┌─ Data supplied

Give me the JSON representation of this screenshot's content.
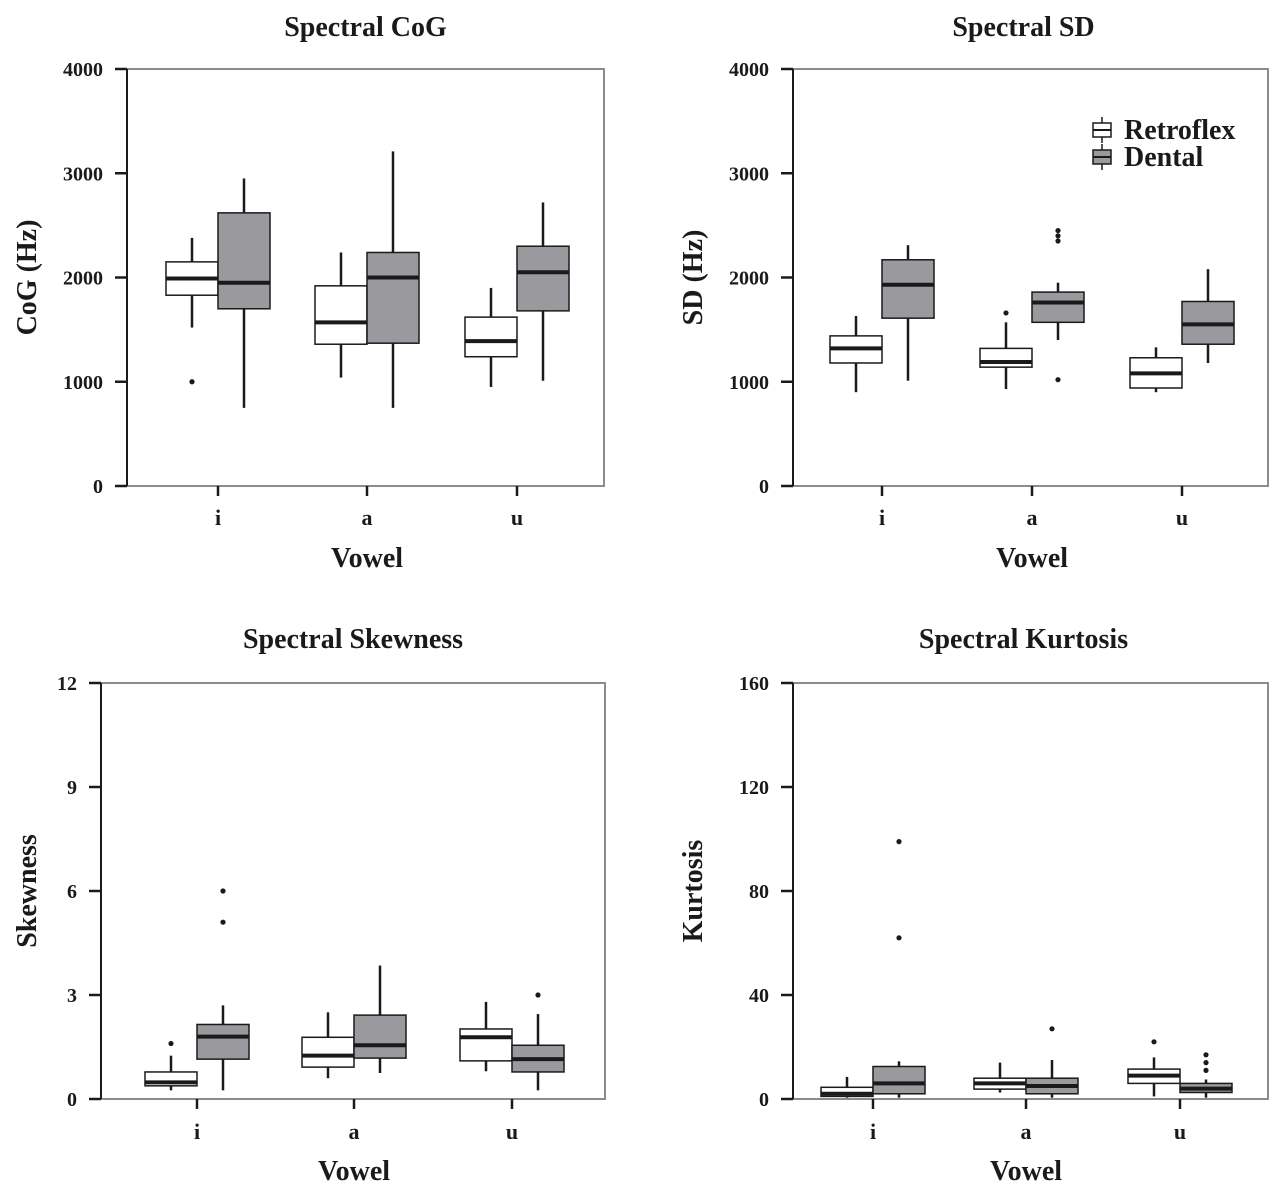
{
  "colors": {
    "Retroflex": "#ffffff",
    "Dental": "#9a9a9e",
    "stroke": "#1a1a1a",
    "frame": "#8c8c8c"
  },
  "chart_data": [
    {
      "type": "box",
      "title": "Spectral CoG",
      "xlabel": "Vowel",
      "ylabel": "CoG (Hz)",
      "ylim": [
        0,
        4000
      ],
      "yticks": [
        0,
        1000,
        2000,
        3000,
        4000
      ],
      "categories": [
        "i",
        "a",
        "u"
      ],
      "legend": {
        "shown": false
      },
      "series": [
        {
          "name": "Retroflex",
          "boxes": [
            {
              "whisker_low": 1520,
              "q1": 1830,
              "median": 1990,
              "q3": 2150,
              "whisker_high": 2380,
              "outliers": [
                1000
              ]
            },
            {
              "whisker_low": 1040,
              "q1": 1360,
              "median": 1570,
              "q3": 1920,
              "whisker_high": 2240,
              "outliers": []
            },
            {
              "whisker_low": 950,
              "q1": 1240,
              "median": 1390,
              "q3": 1620,
              "whisker_high": 1900,
              "outliers": []
            }
          ]
        },
        {
          "name": "Dental",
          "boxes": [
            {
              "whisker_low": 750,
              "q1": 1700,
              "median": 1950,
              "q3": 2620,
              "whisker_high": 2950,
              "outliers": []
            },
            {
              "whisker_low": 750,
              "q1": 1370,
              "median": 2000,
              "q3": 2240,
              "whisker_high": 3210,
              "outliers": []
            },
            {
              "whisker_low": 1010,
              "q1": 1680,
              "median": 2050,
              "q3": 2300,
              "whisker_high": 2720,
              "outliers": []
            }
          ]
        }
      ]
    },
    {
      "type": "box",
      "title": "Spectral SD",
      "xlabel": "Vowel",
      "ylabel": "SD (Hz)",
      "ylim": [
        0,
        4000
      ],
      "yticks": [
        0,
        1000,
        2000,
        3000,
        4000
      ],
      "categories": [
        "i",
        "a",
        "u"
      ],
      "legend": {
        "shown": true,
        "placement": "top-right",
        "entries": [
          "Retroflex",
          "Dental"
        ]
      },
      "series": [
        {
          "name": "Retroflex",
          "boxes": [
            {
              "whisker_low": 900,
              "q1": 1180,
              "median": 1320,
              "q3": 1440,
              "whisker_high": 1630,
              "outliers": []
            },
            {
              "whisker_low": 930,
              "q1": 1140,
              "median": 1190,
              "q3": 1320,
              "whisker_high": 1570,
              "outliers": [
                1660
              ]
            },
            {
              "whisker_low": 900,
              "q1": 940,
              "median": 1080,
              "q3": 1230,
              "whisker_high": 1330,
              "outliers": []
            }
          ]
        },
        {
          "name": "Dental",
          "boxes": [
            {
              "whisker_low": 1010,
              "q1": 1610,
              "median": 1930,
              "q3": 2170,
              "whisker_high": 2310,
              "outliers": []
            },
            {
              "whisker_low": 1400,
              "q1": 1570,
              "median": 1760,
              "q3": 1860,
              "whisker_high": 1950,
              "outliers": [
                1020,
                2350,
                2400,
                2450
              ]
            },
            {
              "whisker_low": 1180,
              "q1": 1360,
              "median": 1550,
              "q3": 1770,
              "whisker_high": 2080,
              "outliers": []
            }
          ]
        }
      ]
    },
    {
      "type": "box",
      "title": "Spectral Skewness",
      "xlabel": "Vowel",
      "ylabel": "Skewness",
      "ylim": [
        0,
        12
      ],
      "yticks": [
        0,
        3,
        6,
        9,
        12
      ],
      "categories": [
        "i",
        "a",
        "u"
      ],
      "legend": {
        "shown": false
      },
      "series": [
        {
          "name": "Retroflex",
          "boxes": [
            {
              "whisker_low": 0.25,
              "q1": 0.38,
              "median": 0.48,
              "q3": 0.78,
              "whisker_high": 1.25,
              "outliers": [
                1.6
              ]
            },
            {
              "whisker_low": 0.6,
              "q1": 0.92,
              "median": 1.25,
              "q3": 1.78,
              "whisker_high": 2.5,
              "outliers": []
            },
            {
              "whisker_low": 0.8,
              "q1": 1.1,
              "median": 1.78,
              "q3": 2.02,
              "whisker_high": 2.8,
              "outliers": []
            }
          ]
        },
        {
          "name": "Dental",
          "boxes": [
            {
              "whisker_low": 0.25,
              "q1": 1.15,
              "median": 1.8,
              "q3": 2.15,
              "whisker_high": 2.7,
              "outliers": [
                5.1,
                6.0
              ]
            },
            {
              "whisker_low": 0.75,
              "q1": 1.18,
              "median": 1.55,
              "q3": 2.42,
              "whisker_high": 3.85,
              "outliers": []
            },
            {
              "whisker_low": 0.25,
              "q1": 0.78,
              "median": 1.15,
              "q3": 1.55,
              "whisker_high": 2.45,
              "outliers": [
                3.0
              ]
            }
          ]
        }
      ]
    },
    {
      "type": "box",
      "title": "Spectral Kurtosis",
      "xlabel": "Vowel",
      "ylabel": "Kurtosis",
      "ylim": [
        0,
        160
      ],
      "yticks": [
        0,
        40,
        80,
        120,
        160
      ],
      "categories": [
        "i",
        "a",
        "u"
      ],
      "legend": {
        "shown": false
      },
      "series": [
        {
          "name": "Retroflex",
          "boxes": [
            {
              "whisker_low": 0.5,
              "q1": 1,
              "median": 2,
              "q3": 4.5,
              "whisker_high": 8.5,
              "outliers": []
            },
            {
              "whisker_low": 2.5,
              "q1": 3.8,
              "median": 6,
              "q3": 8,
              "whisker_high": 14,
              "outliers": []
            },
            {
              "whisker_low": 1,
              "q1": 6,
              "median": 9,
              "q3": 11.5,
              "whisker_high": 16,
              "outliers": [
                22
              ]
            }
          ]
        },
        {
          "name": "Dental",
          "boxes": [
            {
              "whisker_low": 0.5,
              "q1": 2,
              "median": 6,
              "q3": 12.5,
              "whisker_high": 14.5,
              "outliers": [
                62,
                99
              ]
            },
            {
              "whisker_low": 0.5,
              "q1": 2,
              "median": 5,
              "q3": 8,
              "whisker_high": 15,
              "outliers": [
                27
              ]
            },
            {
              "whisker_low": 0.5,
              "q1": 2.5,
              "median": 4,
              "q3": 6,
              "whisker_high": 7.5,
              "outliers": [
                11,
                14,
                17
              ]
            }
          ]
        }
      ]
    }
  ]
}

└─

Goal » The records above need to be given again exactly. Omit the pictures.

Task answer »
Give me the JSON representation of this screenshot's content.
{
  "colors": {
    "Retroflex": "#ffffff",
    "Dental": "#9a9a9e",
    "stroke": "#1a1a1a",
    "frame": "#8c8c8c"
  },
  "chart_data": [
    {
      "type": "box",
      "title": "Spectral CoG",
      "xlabel": "Vowel",
      "ylabel": "CoG (Hz)",
      "ylim": [
        0,
        4000
      ],
      "yticks": [
        0,
        1000,
        2000,
        3000,
        4000
      ],
      "categories": [
        "i",
        "a",
        "u"
      ],
      "legend": {
        "shown": false
      },
      "series": [
        {
          "name": "Retroflex",
          "boxes": [
            {
              "whisker_low": 1520,
              "q1": 1830,
              "median": 1990,
              "q3": 2150,
              "whisker_high": 2380,
              "outliers": [
                1000
              ]
            },
            {
              "whisker_low": 1040,
              "q1": 1360,
              "median": 1570,
              "q3": 1920,
              "whisker_high": 2240,
              "outliers": []
            },
            {
              "whisker_low": 950,
              "q1": 1240,
              "median": 1390,
              "q3": 1620,
              "whisker_high": 1900,
              "outliers": []
            }
          ]
        },
        {
          "name": "Dental",
          "boxes": [
            {
              "whisker_low": 750,
              "q1": 1700,
              "median": 1950,
              "q3": 2620,
              "whisker_high": 2950,
              "outliers": []
            },
            {
              "whisker_low": 750,
              "q1": 1370,
              "median": 2000,
              "q3": 2240,
              "whisker_high": 3210,
              "outliers": []
            },
            {
              "whisker_low": 1010,
              "q1": 1680,
              "median": 2050,
              "q3": 2300,
              "whisker_high": 2720,
              "outliers": []
            }
          ]
        }
      ]
    },
    {
      "type": "box",
      "title": "Spectral SD",
      "xlabel": "Vowel",
      "ylabel": "SD (Hz)",
      "ylim": [
        0,
        4000
      ],
      "yticks": [
        0,
        1000,
        2000,
        3000,
        4000
      ],
      "categories": [
        "i",
        "a",
        "u"
      ],
      "legend": {
        "shown": true,
        "placement": "top-right",
        "entries": [
          "Retroflex",
          "Dental"
        ]
      },
      "series": [
        {
          "name": "Retroflex",
          "boxes": [
            {
              "whisker_low": 900,
              "q1": 1180,
              "median": 1320,
              "q3": 1440,
              "whisker_high": 1630,
              "outliers": []
            },
            {
              "whisker_low": 930,
              "q1": 1140,
              "median": 1190,
              "q3": 1320,
              "whisker_high": 1570,
              "outliers": [
                1660
              ]
            },
            {
              "whisker_low": 900,
              "q1": 940,
              "median": 1080,
              "q3": 1230,
              "whisker_high": 1330,
              "outliers": []
            }
          ]
        },
        {
          "name": "Dental",
          "boxes": [
            {
              "whisker_low": 1010,
              "q1": 1610,
              "median": 1930,
              "q3": 2170,
              "whisker_high": 2310,
              "outliers": []
            },
            {
              "whisker_low": 1400,
              "q1": 1570,
              "median": 1760,
              "q3": 1860,
              "whisker_high": 1950,
              "outliers": [
                1020,
                2350,
                2400,
                2450
              ]
            },
            {
              "whisker_low": 1180,
              "q1": 1360,
              "median": 1550,
              "q3": 1770,
              "whisker_high": 2080,
              "outliers": []
            }
          ]
        }
      ]
    },
    {
      "type": "box",
      "title": "Spectral Skewness",
      "xlabel": "Vowel",
      "ylabel": "Skewness",
      "ylim": [
        0,
        12
      ],
      "yticks": [
        0,
        3,
        6,
        9,
        12
      ],
      "categories": [
        "i",
        "a",
        "u"
      ],
      "legend": {
        "shown": false
      },
      "series": [
        {
          "name": "Retroflex",
          "boxes": [
            {
              "whisker_low": 0.25,
              "q1": 0.38,
              "median": 0.48,
              "q3": 0.78,
              "whisker_high": 1.25,
              "outliers": [
                1.6
              ]
            },
            {
              "whisker_low": 0.6,
              "q1": 0.92,
              "median": 1.25,
              "q3": 1.78,
              "whisker_high": 2.5,
              "outliers": []
            },
            {
              "whisker_low": 0.8,
              "q1": 1.1,
              "median": 1.78,
              "q3": 2.02,
              "whisker_high": 2.8,
              "outliers": []
            }
          ]
        },
        {
          "name": "Dental",
          "boxes": [
            {
              "whisker_low": 0.25,
              "q1": 1.15,
              "median": 1.8,
              "q3": 2.15,
              "whisker_high": 2.7,
              "outliers": [
                5.1,
                6.0
              ]
            },
            {
              "whisker_low": 0.75,
              "q1": 1.18,
              "median": 1.55,
              "q3": 2.42,
              "whisker_high": 3.85,
              "outliers": []
            },
            {
              "whisker_low": 0.25,
              "q1": 0.78,
              "median": 1.15,
              "q3": 1.55,
              "whisker_high": 2.45,
              "outliers": [
                3.0
              ]
            }
          ]
        }
      ]
    },
    {
      "type": "box",
      "title": "Spectral Kurtosis",
      "xlabel": "Vowel",
      "ylabel": "Kurtosis",
      "ylim": [
        0,
        160
      ],
      "yticks": [
        0,
        40,
        80,
        120,
        160
      ],
      "categories": [
        "i",
        "a",
        "u"
      ],
      "legend": {
        "shown": false
      },
      "series": [
        {
          "name": "Retroflex",
          "boxes": [
            {
              "whisker_low": 0.5,
              "q1": 1,
              "median": 2,
              "q3": 4.5,
              "whisker_high": 8.5,
              "outliers": []
            },
            {
              "whisker_low": 2.5,
              "q1": 3.8,
              "median": 6,
              "q3": 8,
              "whisker_high": 14,
              "outliers": []
            },
            {
              "whisker_low": 1,
              "q1": 6,
              "median": 9,
              "q3": 11.5,
              "whisker_high": 16,
              "outliers": [
                22
              ]
            }
          ]
        },
        {
          "name": "Dental",
          "boxes": [
            {
              "whisker_low": 0.5,
              "q1": 2,
              "median": 6,
              "q3": 12.5,
              "whisker_high": 14.5,
              "outliers": [
                62,
                99
              ]
            },
            {
              "whisker_low": 0.5,
              "q1": 2,
              "median": 5,
              "q3": 8,
              "whisker_high": 15,
              "outliers": [
                27
              ]
            },
            {
              "whisker_low": 0.5,
              "q1": 2.5,
              "median": 4,
              "q3": 6,
              "whisker_high": 7.5,
              "outliers": [
                11,
                14,
                17
              ]
            }
          ]
        }
      ]
    }
  ]
}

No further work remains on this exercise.